:: RECORDS SUPPLIED ::

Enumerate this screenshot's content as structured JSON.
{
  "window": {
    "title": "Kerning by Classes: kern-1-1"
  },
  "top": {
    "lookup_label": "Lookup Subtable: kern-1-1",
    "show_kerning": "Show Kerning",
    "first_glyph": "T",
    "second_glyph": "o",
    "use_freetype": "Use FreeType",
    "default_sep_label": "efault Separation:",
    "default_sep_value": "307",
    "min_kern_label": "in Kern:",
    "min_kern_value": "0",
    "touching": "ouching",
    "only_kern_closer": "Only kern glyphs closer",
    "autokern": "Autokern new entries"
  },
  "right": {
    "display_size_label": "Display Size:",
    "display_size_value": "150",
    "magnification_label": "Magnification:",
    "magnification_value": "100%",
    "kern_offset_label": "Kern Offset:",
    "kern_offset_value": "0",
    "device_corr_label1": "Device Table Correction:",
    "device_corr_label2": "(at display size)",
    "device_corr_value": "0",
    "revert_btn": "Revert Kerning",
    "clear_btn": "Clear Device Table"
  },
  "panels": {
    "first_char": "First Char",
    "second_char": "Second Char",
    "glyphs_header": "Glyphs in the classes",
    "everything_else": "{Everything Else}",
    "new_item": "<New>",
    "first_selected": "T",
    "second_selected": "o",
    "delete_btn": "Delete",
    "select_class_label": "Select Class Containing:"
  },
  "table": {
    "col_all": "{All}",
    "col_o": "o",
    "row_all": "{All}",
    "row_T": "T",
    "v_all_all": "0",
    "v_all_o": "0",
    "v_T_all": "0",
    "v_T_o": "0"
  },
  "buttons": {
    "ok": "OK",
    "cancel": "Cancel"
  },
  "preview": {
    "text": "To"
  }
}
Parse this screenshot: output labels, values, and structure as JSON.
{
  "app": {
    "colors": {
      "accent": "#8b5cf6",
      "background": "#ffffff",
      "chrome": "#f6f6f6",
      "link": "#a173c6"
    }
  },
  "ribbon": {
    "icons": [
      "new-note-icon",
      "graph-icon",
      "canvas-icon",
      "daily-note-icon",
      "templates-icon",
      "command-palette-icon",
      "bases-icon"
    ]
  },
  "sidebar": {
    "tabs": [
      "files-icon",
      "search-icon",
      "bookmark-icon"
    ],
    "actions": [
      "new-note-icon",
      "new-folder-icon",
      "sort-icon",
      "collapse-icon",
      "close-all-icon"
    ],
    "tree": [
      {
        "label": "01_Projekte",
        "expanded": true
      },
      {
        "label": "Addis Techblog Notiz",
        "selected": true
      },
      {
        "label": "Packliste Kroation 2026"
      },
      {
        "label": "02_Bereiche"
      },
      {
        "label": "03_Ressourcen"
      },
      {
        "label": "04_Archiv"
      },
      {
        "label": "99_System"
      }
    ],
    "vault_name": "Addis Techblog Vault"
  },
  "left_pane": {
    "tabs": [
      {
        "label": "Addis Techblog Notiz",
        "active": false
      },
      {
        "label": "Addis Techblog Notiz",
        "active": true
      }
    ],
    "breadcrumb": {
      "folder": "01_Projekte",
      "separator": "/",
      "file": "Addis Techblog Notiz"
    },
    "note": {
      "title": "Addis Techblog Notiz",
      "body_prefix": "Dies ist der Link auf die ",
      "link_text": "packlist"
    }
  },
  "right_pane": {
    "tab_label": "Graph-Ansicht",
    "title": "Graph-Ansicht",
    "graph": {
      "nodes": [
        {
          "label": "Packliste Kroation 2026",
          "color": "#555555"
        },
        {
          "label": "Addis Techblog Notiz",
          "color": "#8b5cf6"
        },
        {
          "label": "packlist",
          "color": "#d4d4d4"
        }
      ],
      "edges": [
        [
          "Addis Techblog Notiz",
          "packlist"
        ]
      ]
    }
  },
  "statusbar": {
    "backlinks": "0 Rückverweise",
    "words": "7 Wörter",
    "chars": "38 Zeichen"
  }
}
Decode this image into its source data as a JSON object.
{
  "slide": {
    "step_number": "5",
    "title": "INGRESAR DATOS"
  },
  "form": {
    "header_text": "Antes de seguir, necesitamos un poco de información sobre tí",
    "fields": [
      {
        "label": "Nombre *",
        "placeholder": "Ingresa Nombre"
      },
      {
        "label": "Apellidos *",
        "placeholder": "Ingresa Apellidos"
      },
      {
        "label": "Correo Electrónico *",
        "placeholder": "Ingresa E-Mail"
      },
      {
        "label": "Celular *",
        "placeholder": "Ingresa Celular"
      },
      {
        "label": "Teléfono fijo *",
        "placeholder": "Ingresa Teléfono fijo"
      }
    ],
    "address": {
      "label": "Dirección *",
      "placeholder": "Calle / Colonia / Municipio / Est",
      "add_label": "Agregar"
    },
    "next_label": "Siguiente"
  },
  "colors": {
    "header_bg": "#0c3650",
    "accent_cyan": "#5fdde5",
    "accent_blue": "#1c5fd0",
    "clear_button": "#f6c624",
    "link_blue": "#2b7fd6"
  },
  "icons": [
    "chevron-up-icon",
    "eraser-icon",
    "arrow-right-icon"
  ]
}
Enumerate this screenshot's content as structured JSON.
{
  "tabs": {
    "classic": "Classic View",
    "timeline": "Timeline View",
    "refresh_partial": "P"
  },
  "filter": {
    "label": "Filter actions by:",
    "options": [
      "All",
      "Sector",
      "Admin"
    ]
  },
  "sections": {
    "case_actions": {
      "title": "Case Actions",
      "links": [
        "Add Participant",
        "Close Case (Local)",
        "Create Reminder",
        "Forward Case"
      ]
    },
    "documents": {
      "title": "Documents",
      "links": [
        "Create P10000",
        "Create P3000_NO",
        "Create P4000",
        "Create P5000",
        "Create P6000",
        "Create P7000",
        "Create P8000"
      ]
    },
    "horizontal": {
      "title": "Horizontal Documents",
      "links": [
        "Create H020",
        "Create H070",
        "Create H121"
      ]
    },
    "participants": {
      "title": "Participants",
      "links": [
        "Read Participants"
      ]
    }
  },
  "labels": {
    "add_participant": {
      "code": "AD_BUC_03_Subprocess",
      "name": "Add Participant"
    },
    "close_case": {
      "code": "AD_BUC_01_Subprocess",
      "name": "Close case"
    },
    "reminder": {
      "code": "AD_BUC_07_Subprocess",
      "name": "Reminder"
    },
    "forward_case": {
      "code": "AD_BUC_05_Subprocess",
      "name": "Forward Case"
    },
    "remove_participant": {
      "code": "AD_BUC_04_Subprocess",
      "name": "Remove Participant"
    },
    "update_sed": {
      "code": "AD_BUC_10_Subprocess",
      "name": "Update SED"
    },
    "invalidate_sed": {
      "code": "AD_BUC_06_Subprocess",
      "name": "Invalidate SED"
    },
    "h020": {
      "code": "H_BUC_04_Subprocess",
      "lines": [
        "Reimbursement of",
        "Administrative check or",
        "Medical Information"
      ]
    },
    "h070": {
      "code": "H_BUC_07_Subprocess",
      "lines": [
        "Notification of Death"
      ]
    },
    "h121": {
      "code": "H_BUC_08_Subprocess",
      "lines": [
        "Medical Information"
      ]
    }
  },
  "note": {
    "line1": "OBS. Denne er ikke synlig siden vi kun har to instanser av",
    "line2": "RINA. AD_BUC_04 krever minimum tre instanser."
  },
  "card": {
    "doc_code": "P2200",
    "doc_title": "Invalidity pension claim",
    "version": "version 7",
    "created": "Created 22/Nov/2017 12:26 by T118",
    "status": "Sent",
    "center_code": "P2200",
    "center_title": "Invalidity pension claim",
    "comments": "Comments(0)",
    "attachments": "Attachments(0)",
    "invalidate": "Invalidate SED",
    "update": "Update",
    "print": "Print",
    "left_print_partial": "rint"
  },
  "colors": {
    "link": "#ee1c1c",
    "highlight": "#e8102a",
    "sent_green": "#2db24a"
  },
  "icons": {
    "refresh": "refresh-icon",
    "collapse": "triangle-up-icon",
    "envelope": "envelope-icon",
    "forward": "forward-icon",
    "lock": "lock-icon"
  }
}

:::

Work out how many lines in the records above contain the word "note", and give only that number.

→ **TASK RESPONSE**
5